**Task 1**:
Answer these from the passage on newborn face recognition:
(a) How many newborn infants were recruited?
(b) The known face was expected to produce a lower amplitude of which brain response?
(c) How many different female faces made up the novel faces condition?
**Task 2**: Carry on the passage on newborn face recognition, starting after its last sentence.

To date, the ability to discriminate a specific known face from an unknown face in newborn infants during the first hours of life has never been explored. Therefore, the present study aimed to investigate the electrophysiological correlates of face-identity recognition in newborn infants immediately after birth. The hypothesis was that in a sample of newborn infants, at the first hours of life, the presentation of a known face would elicit a lower N290 amplitude in the occipitotemporal montage compared with the presentation of novel faces.

2. Materials and Methods

2.1. Participants

The treatment protocol was approved by the Ethical Committee of the Fondazione Policlinico Universitario Agostino Gemelli IRCCS—Università Cattolica del Sacro Cuore, Rome, with the protocol number 8582/18 ID 1902. Infants were enrolled at the Neonatal Intensive Care Unit of Policlinico Universitario “A. Gemelli” IRCCS of Rome after obtaining signatures on written informed consent from guardians.
A total of 23 newborn infants were recruited. The inclusion criteria were birth with caesarean delivery (this criterion was selected in order to plan the timing of enrolling); 3 h < age < 24 h of life; 34 weeks < gestational age < 45 weeks; Apgar index at 1 min > 7 and at 5 min > 9; weight > 2.5 kg. The exclusion criteria were any medical problem of the newborn infants; obstetrical and neurological complications of the mother; and use of any drugs acting on the central or peripheral nervous system by the mother during the pregnancy.

2.2. Stimuli

The stimuli consisted of coloured digital images (336 × 365) depicting 51 different female faces (1 for the known face condition and 50 for the novel faces condition) selected from the FEI face database [46] and 1 black and white non-reversible chessboard (neutral image) (336 × 365). The known face and the chessboard stimuli were the same for all the newborn babies. The 50 different female faces were randomly presented one time each.

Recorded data
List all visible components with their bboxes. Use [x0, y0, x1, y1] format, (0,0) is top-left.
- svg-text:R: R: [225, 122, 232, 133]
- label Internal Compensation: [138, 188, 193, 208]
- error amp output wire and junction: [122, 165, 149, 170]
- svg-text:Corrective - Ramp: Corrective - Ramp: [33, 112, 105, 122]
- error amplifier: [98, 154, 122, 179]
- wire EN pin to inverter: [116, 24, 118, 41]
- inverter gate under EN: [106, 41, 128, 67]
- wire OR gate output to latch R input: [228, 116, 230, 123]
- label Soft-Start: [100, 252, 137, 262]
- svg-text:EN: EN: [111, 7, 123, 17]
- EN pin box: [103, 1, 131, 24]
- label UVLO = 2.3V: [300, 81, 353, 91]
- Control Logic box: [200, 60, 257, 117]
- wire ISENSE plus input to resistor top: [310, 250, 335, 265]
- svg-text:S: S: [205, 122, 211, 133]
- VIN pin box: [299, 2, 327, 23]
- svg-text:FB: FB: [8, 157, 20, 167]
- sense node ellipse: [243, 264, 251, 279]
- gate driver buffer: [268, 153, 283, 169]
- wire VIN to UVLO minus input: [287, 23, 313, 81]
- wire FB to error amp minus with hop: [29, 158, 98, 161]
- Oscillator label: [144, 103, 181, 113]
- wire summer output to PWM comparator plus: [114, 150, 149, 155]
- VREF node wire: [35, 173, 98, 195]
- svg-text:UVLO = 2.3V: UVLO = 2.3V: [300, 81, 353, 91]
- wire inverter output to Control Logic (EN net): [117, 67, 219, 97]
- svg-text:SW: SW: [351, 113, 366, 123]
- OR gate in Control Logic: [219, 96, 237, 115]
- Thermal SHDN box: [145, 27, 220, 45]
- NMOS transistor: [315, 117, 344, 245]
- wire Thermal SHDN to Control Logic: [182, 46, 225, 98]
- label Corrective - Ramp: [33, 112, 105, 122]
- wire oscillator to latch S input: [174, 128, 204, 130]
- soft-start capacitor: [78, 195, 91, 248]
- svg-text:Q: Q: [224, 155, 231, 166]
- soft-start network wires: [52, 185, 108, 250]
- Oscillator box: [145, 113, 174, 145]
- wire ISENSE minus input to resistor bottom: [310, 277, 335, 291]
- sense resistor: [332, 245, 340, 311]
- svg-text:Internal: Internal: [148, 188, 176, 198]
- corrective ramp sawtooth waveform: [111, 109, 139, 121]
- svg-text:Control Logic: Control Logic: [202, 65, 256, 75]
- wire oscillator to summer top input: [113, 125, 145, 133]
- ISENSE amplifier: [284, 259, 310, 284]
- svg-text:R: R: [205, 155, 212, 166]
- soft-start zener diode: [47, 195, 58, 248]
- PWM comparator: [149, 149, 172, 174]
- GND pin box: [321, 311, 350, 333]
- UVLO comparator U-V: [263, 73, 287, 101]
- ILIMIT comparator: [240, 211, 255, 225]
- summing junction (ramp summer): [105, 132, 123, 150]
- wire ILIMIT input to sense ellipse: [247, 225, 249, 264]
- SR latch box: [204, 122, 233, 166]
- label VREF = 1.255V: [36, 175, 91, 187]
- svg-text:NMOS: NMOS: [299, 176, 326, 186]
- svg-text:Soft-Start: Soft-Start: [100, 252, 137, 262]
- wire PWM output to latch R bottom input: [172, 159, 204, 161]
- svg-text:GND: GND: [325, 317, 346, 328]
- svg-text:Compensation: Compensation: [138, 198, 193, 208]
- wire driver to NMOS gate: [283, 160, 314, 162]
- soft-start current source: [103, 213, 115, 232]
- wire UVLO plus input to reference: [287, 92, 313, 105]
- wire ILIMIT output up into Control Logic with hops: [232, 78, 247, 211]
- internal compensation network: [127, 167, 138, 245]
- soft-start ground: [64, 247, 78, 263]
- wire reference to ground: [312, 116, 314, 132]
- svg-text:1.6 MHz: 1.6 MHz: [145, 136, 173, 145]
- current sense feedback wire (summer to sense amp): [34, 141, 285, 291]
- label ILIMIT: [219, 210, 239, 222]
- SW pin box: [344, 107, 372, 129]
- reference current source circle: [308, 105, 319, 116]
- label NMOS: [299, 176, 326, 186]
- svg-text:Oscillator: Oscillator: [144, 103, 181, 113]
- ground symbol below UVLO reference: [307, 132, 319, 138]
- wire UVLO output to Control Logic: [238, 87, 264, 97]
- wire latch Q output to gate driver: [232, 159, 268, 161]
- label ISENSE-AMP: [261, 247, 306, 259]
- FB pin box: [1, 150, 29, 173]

**Written reply 1**:
(a) 23
(b) The N290
(c) 50

**Written reply 2**:
2.3. Procedure

During the hospitalization of the mother the evening before the planned caesarean birth, the researchers identified the future parents at the Neonatology Unit and asked them to sign the informed consent in order to enrol the newborn infant in the study. During the first three hours after the birth, the clinical examinations were performed by the neonatologist, and the medical staff were instructed, when possible, not to approach the newborn’s face within 20–30 cm before the experiment in order to minimize the experience with faces before the experimental test. Subsequently, the newborn infants, remaining in their cradle, were carried from the nursery to the neurophysiology laboratory by the clinicians. The experimental EEG task was performed in a soundproof room with a low and constant illumination (Figure 1). A 128-channel HydroCel Geodesic Sensor Net was placed on the head of the newborn, and then she/he was lying supine in a cradle (tilted forward at 15°) at a viewing distance of 25 cm from a monitor screen (27 cm, 75 Hz, 1024 × 768 resolution, and tilted forward 15°). A video camera was placed at the base of the cradle, below the monitor, to record the gaze of the newborns (Figure 1). Behind the newborn’s head, a mirror was placed, focused on the video camera placed below the monitor, in order to subsequently identify and exclude the trials in which the newborn infant was not looking at the monitor (Figure 1).
The stimuli were presented at the centre of the screen on a light grey background using E-Prime (v.2.0.8.90; Psychology Software Tools, Inc., Pittsburgh, PA, USA) (Figure 2). The visual task was composed of two blocks, the learning phase and the test phase. During the learning phase, the only trial presented started with a fixation cross presented for 3000 ms, followed by the woman’s face chosen for the known face condition, lasting 60,000 ms. After the learning phase, a pause with a subsequent 3000 ms fixation cross was presented. Afterwards, the test phase started, including a randomized presentation of the three conditions (known face, novel faces, and chessboard). Each trial of the test phase started with the presentation of a fixation cross for 800 ms, followed by the stimulus (known face vs. novel faces vs. chessboard) lasting 2000 ms, and then, the trial ended with an inter-stimulus interval (grey screen) of 400/600 ms. A total of 150 trials (50 known faces vs. 50 novel faces vs. 50 chessboards) were presented in a random order (Figure 2).

2.4. Video Recordings Encoding

The video recordings of each newborn infant were codified, frame by frame. Video recordings of the learning phase were analysed in order to measure the familiarization process: this encoding procedure allowed us to select only the recordings in which the newborn showed a looking behaviour (opened eyes and gaze directed toward the screen) for at least 20 s.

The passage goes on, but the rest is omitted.